— start of TEXT PASSAGE —
While most people have heard of Nashville, Tennessee, I imagine not as many have heard of Nashville, Indiana. Nashville, Indiana is a small artist community located in Brown County. A few years ago, Nashville was named as one of the 20 Best Small Towns to Visit by Smithsonian Magazine.
I stumbled across the town nine years ago during my year-long road trip around the USA and have wanted to return to stay at the nearby Story Inn which is rumored to be haunted. Finally, I made my return trip after going to Kentucky for the Derby.
I arrived Sunday night and stayed through Tuesday. Monday and Tuesday are very quiet days in Nashville. Some of the restaurants and museums are closed. I liked the quaintness, but for those who want more activity, visit on a weekend, as Nashville is a popular tourist destination and hopping.
Where to Stay in Nashville
While there are a variety of places to stay in Nashville from motels to small inns, as I mentioned above, I really wanted to stay at the Story Inn. I was taken by its history, its architecture and its supposed hauntings by the Blue Lady.
— end of TEXT PASSAGE —
EXERCISES TO COMPLETE:
A – In the travel piece about Nashville, Indiana, which magazine named the town one of the 20 Best Small Towns to Visit?
B – Write the next part of the travel piece about Nashville, Indiana, picking up after its final sentence.
— start of ROWS —
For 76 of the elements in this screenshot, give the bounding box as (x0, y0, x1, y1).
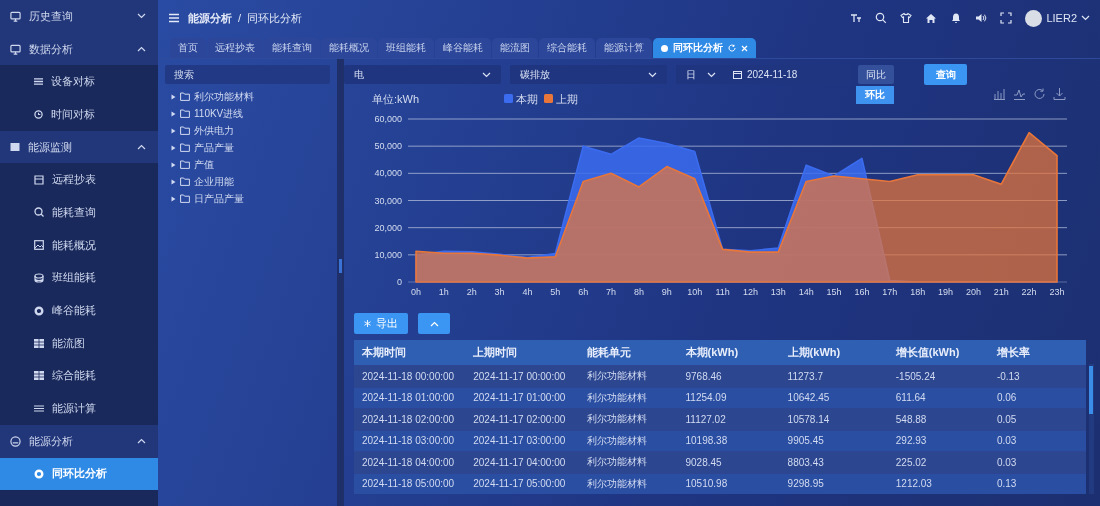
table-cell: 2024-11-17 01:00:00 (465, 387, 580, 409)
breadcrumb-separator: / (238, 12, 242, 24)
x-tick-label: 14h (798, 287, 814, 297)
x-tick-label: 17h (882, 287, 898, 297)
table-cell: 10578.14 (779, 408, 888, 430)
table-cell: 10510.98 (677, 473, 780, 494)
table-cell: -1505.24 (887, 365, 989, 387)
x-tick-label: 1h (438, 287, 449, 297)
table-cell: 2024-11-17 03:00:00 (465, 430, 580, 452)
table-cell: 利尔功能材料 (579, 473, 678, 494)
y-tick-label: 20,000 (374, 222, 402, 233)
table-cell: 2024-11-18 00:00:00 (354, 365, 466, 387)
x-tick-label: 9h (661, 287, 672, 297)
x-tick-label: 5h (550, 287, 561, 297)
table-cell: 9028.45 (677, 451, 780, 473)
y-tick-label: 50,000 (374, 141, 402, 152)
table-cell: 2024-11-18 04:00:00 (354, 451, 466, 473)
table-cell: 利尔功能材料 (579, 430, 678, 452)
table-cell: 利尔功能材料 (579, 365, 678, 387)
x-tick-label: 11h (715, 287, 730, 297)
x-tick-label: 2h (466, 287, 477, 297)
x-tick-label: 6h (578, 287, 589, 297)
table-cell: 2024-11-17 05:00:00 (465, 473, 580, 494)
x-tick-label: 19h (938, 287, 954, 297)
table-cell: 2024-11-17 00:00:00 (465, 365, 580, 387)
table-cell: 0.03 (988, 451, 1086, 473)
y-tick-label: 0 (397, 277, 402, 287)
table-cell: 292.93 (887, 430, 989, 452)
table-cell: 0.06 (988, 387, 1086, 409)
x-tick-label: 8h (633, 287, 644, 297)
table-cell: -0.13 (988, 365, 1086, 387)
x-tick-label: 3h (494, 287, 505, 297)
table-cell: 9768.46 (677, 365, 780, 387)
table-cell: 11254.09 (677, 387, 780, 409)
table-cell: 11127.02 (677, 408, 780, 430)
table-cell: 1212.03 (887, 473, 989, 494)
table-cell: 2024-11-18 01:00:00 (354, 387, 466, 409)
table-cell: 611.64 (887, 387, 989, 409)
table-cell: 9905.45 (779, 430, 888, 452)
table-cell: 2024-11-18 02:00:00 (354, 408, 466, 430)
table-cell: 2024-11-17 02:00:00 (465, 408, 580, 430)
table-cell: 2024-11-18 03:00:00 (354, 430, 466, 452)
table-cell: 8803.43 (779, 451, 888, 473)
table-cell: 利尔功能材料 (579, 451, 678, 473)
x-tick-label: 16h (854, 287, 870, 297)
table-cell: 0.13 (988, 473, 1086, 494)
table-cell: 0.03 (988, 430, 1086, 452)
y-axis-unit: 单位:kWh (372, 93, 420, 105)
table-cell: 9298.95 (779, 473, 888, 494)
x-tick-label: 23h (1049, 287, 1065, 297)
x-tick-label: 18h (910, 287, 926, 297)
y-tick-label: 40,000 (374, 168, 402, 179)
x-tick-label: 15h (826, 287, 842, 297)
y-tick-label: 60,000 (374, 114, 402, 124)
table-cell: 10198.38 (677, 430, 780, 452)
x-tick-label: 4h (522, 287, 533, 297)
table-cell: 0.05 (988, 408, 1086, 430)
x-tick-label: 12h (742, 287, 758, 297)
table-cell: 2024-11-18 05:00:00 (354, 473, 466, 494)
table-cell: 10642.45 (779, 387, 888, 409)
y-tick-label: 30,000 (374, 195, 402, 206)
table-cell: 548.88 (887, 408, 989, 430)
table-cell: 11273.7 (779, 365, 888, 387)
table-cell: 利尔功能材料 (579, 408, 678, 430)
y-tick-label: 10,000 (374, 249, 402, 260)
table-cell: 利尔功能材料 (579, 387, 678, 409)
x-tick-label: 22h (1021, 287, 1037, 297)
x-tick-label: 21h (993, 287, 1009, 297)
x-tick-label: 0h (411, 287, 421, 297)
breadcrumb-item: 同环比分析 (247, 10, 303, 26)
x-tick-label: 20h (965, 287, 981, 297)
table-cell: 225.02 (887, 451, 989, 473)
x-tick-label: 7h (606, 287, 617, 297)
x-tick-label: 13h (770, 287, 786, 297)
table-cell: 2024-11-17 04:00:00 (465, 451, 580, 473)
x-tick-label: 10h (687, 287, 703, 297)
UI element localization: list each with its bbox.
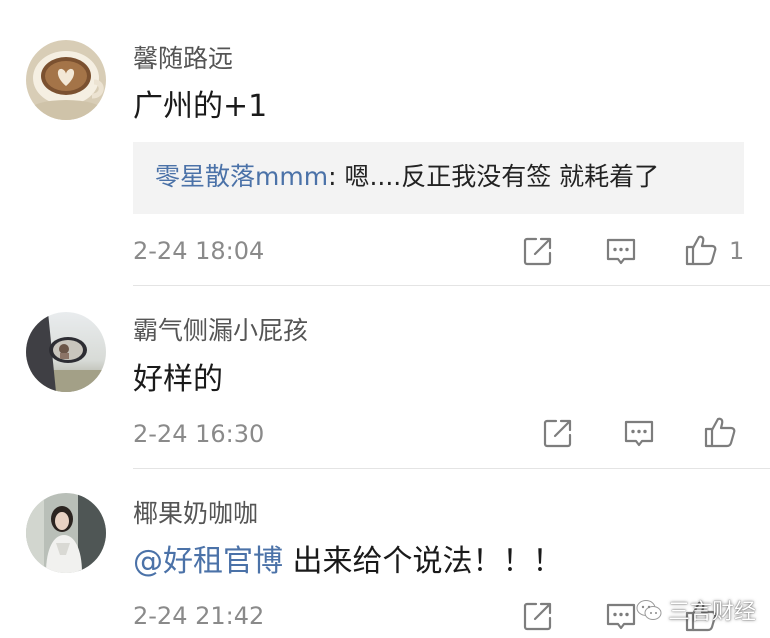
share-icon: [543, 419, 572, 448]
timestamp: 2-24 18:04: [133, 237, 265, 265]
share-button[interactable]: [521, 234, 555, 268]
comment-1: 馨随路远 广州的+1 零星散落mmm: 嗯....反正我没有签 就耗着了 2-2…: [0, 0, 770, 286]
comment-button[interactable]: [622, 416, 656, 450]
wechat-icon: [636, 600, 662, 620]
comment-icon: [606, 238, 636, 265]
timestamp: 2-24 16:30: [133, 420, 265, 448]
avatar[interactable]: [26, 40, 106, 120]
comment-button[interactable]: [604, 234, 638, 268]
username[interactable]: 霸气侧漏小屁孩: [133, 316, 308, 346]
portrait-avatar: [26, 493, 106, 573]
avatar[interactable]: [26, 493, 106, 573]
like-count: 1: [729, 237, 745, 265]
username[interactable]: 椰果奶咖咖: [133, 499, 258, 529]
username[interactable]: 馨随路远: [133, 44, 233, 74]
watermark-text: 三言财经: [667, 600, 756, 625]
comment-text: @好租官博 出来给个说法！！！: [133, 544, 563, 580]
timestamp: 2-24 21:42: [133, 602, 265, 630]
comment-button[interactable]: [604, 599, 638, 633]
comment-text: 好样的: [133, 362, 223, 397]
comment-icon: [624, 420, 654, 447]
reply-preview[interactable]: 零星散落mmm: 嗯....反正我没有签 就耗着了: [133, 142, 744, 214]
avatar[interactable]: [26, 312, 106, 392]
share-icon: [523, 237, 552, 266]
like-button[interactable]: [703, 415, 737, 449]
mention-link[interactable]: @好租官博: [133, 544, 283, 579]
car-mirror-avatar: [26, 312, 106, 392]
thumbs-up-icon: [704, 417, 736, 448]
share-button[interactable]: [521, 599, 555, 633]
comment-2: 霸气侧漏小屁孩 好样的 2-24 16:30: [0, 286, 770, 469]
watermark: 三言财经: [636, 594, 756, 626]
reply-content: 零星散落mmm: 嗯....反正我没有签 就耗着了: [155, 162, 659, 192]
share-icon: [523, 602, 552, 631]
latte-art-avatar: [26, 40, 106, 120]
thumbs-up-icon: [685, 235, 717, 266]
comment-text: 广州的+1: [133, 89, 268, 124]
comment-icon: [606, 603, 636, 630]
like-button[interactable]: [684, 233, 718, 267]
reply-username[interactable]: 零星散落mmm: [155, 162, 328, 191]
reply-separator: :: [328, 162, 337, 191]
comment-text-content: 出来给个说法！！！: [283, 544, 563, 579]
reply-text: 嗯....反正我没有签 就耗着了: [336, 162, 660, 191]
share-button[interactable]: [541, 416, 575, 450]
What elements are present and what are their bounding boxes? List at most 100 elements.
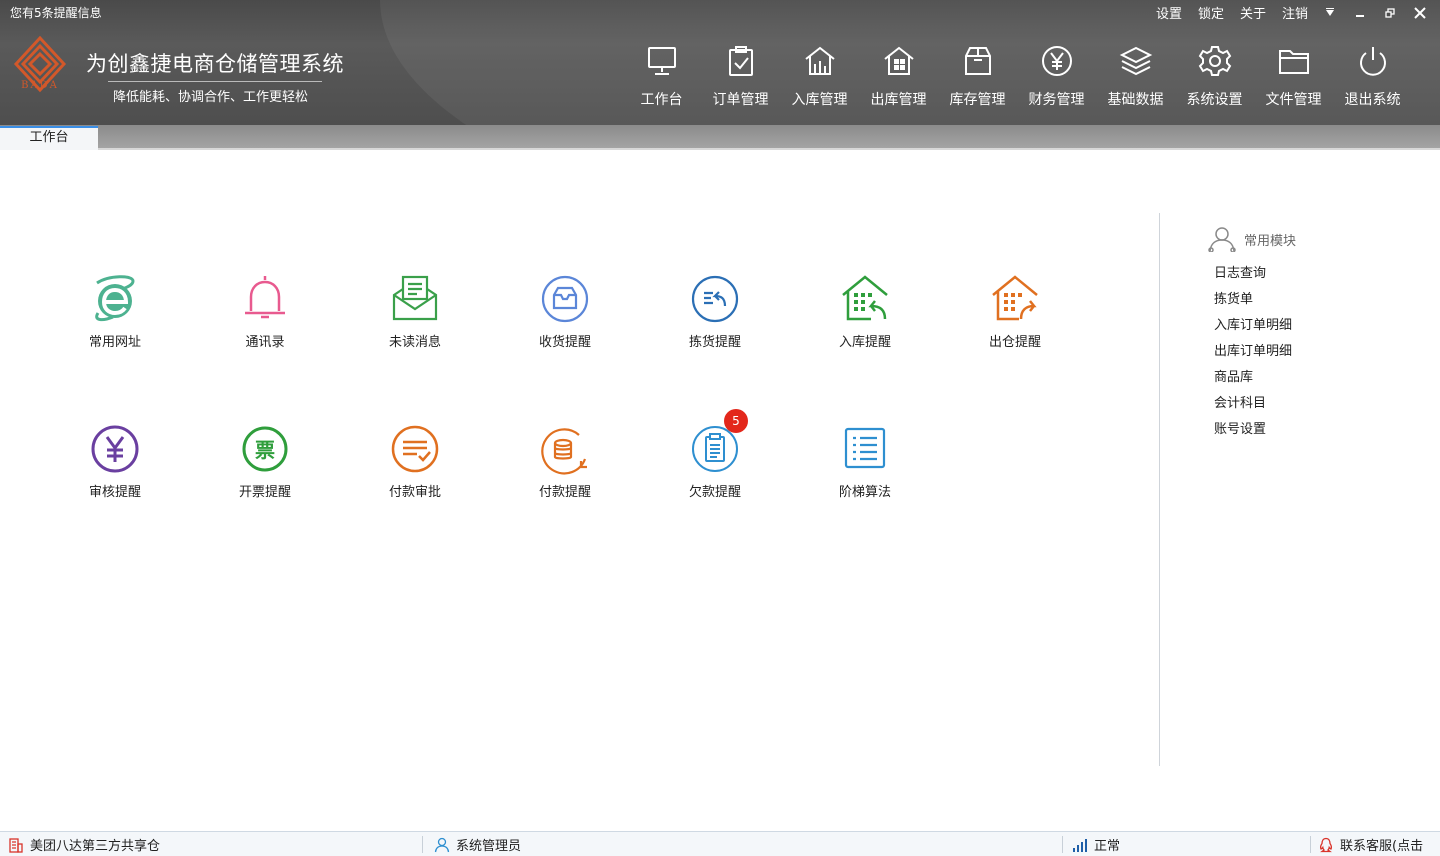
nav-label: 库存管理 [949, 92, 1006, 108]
— end of ROWS —
OUTPUTS BY TASK:
A – Smithsonian Magazine

B –
History of Story
The Story Inn is located in Story, Indiana thirteen miles southeast of Nashville in the midst of Indiana’s rolling hills, farms, and state and national parks. The now state of Indiana was opened to European settlement on September 30, 1809 with the signing of a treaty between Governor William Henry Harrison and the Miami Indians.
The boundary for the “Ten O’Clock Treaty” which opened three million acres to settlement is marked by the shadow cast at 10am on Sept. 30th. The line passed through the center of the would be Town of Story.
The Town of Story was established in 1851 and became the largest settlement in the area supporting two general stores, a church, a schoolhouse, a grain mill, a sawmill, a slaughterhouse, and blacksmith’s shop and a post office.
At the onset of the Great Depression, however, Brown County lost half its population, and the Town of Story never recovered. This afforded the state and national governments the ability to purchase thousands of acres of land. Now this area is a nature lovers paradise and my happy place!
The Story Inn
The Town of Story was purchased in the 1980’s and the Story Inn came to be. The Inn features a gourmet restaurant, a tavern, gardens, a barn, and 14 rooms and guest houses. The Bed & Breakfast is a popular wedding venue and fun weekend attraction.
I reserved the Blue Lady room for two nights as it is supposed to be the haunted room. I left the blue light on for the ghost to visit, but I didn’t see an image. A few weird things did happen, though I don’t know if they were related to the apparition.
Is the Story Inn Haunted?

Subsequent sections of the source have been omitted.